- [TASK PROMPT] The answer is one number: how many lines hold the string "reconstruction".

- [EXCERPTED RECORDS]

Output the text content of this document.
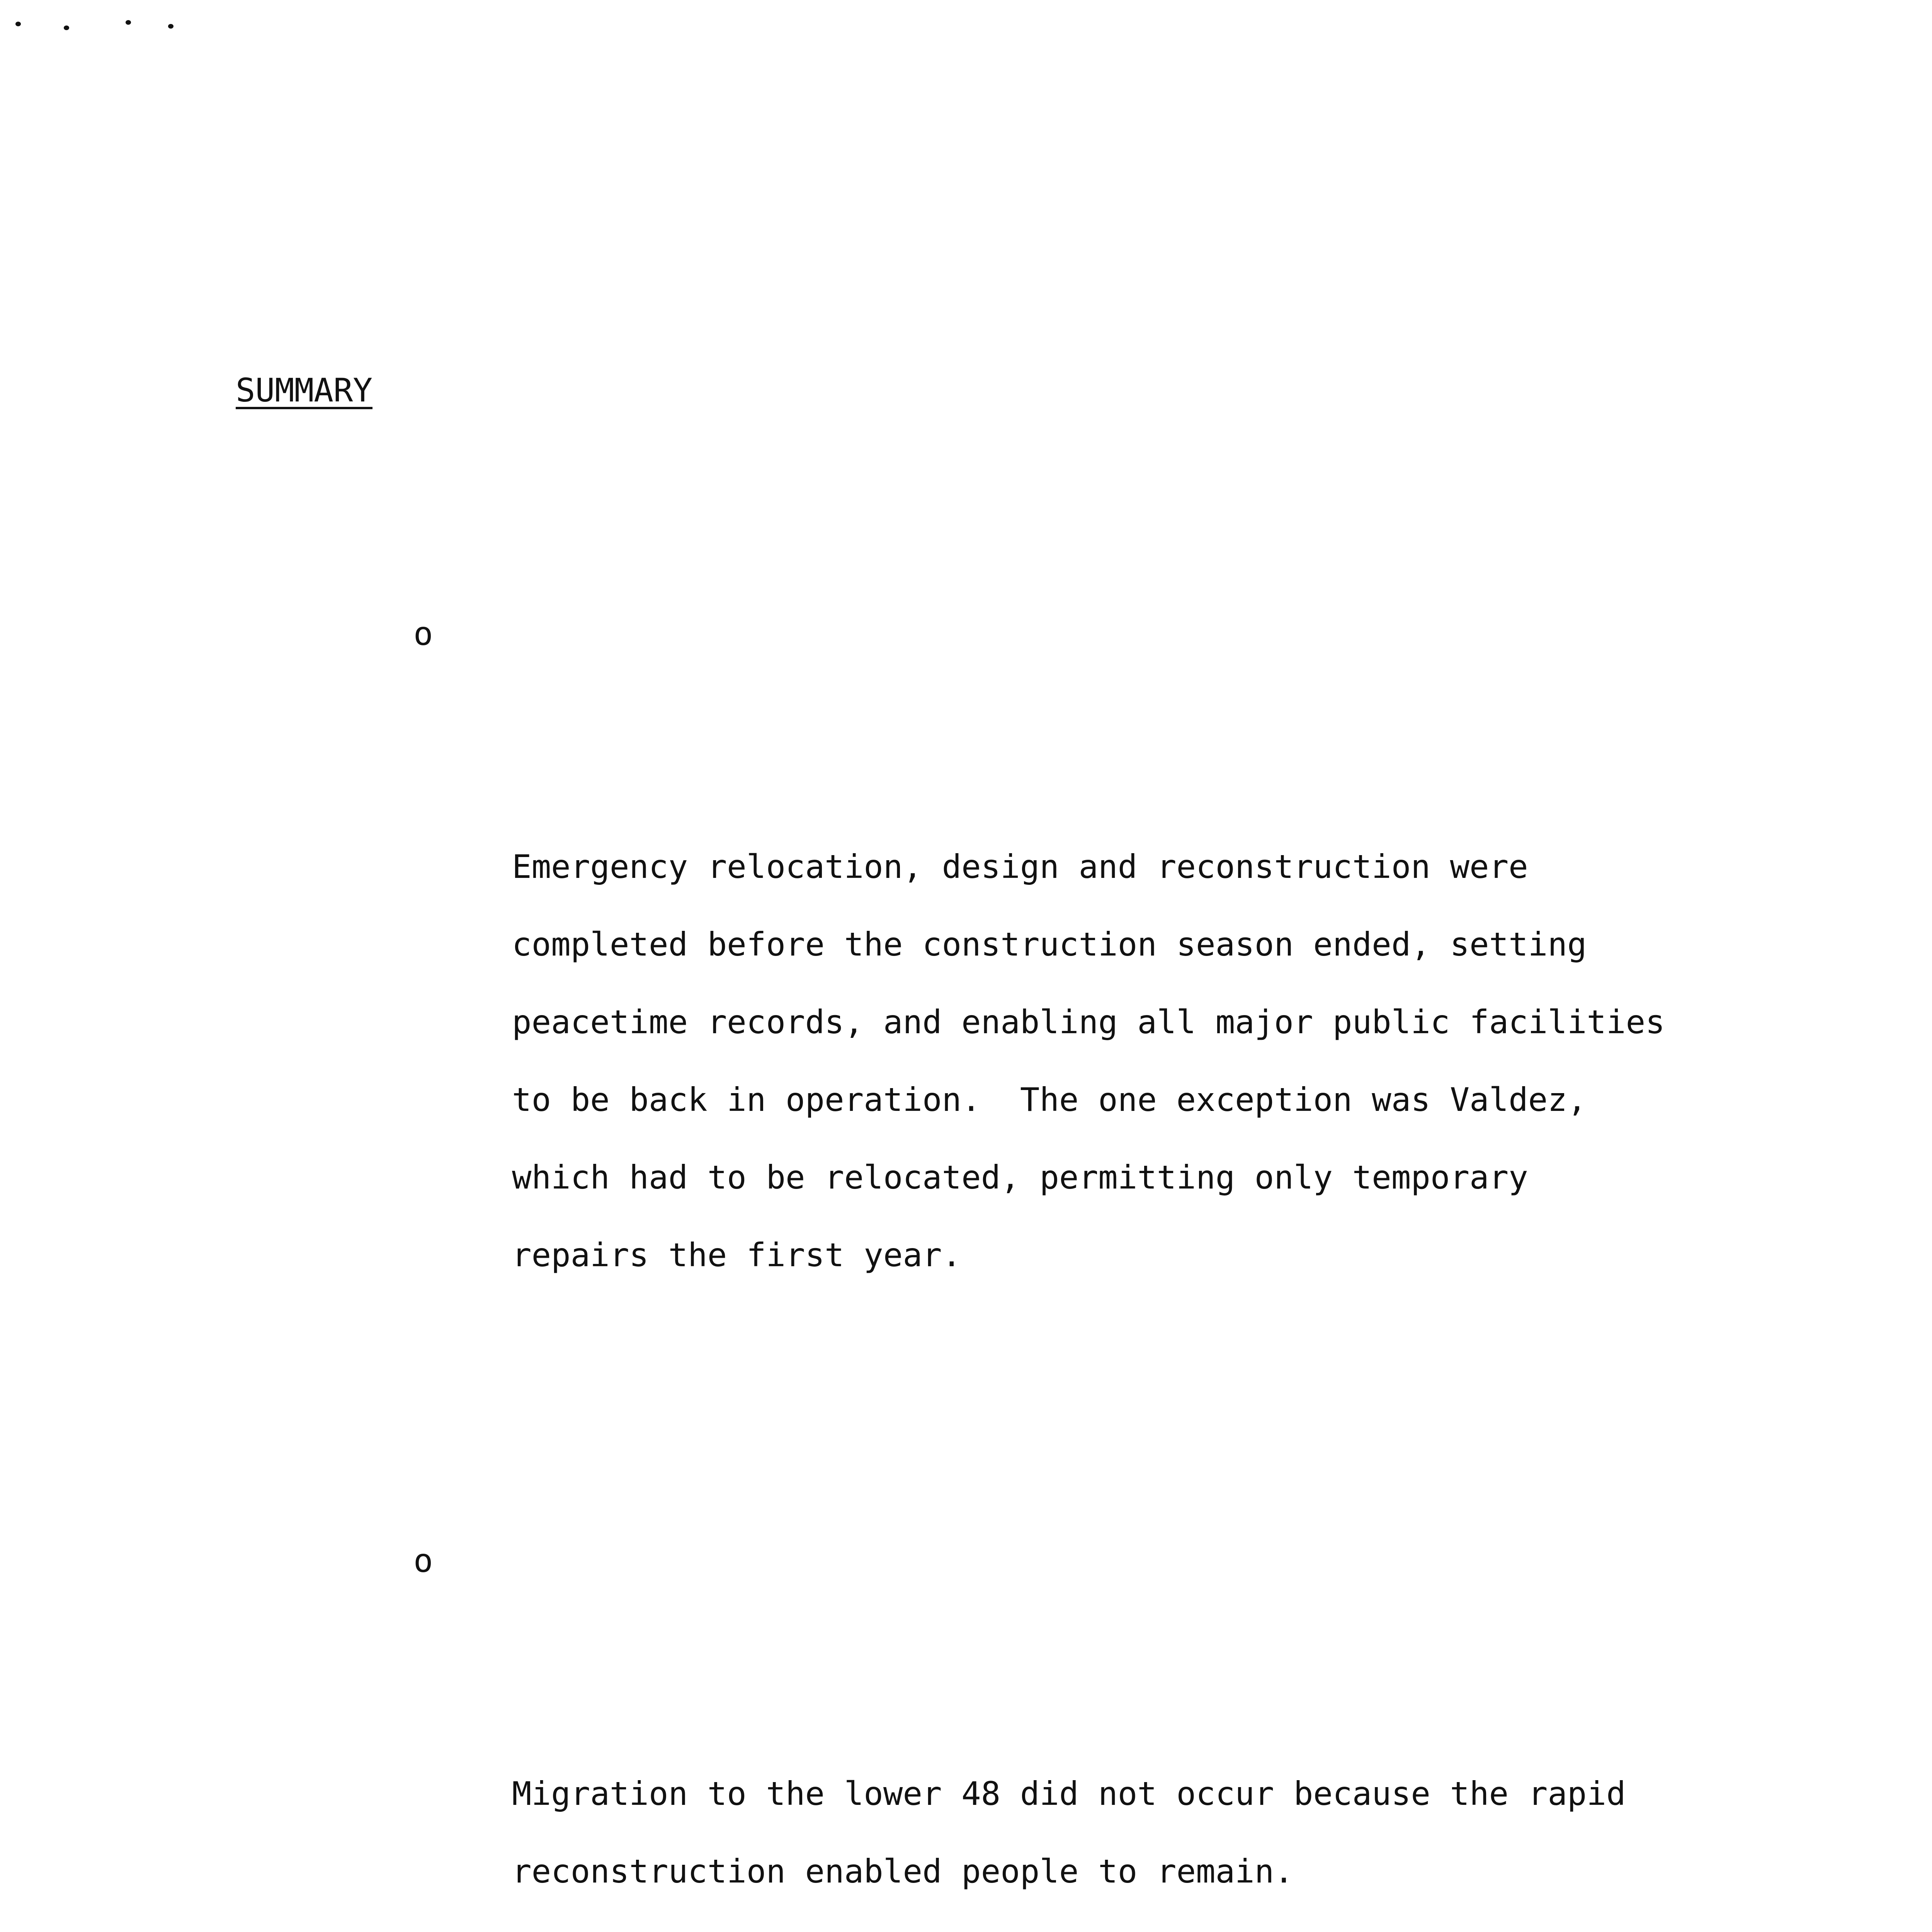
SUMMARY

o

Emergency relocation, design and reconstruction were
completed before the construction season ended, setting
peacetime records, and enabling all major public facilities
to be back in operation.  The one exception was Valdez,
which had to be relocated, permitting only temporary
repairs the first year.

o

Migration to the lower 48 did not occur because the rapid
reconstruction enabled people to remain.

- [FINISHED TASK] 2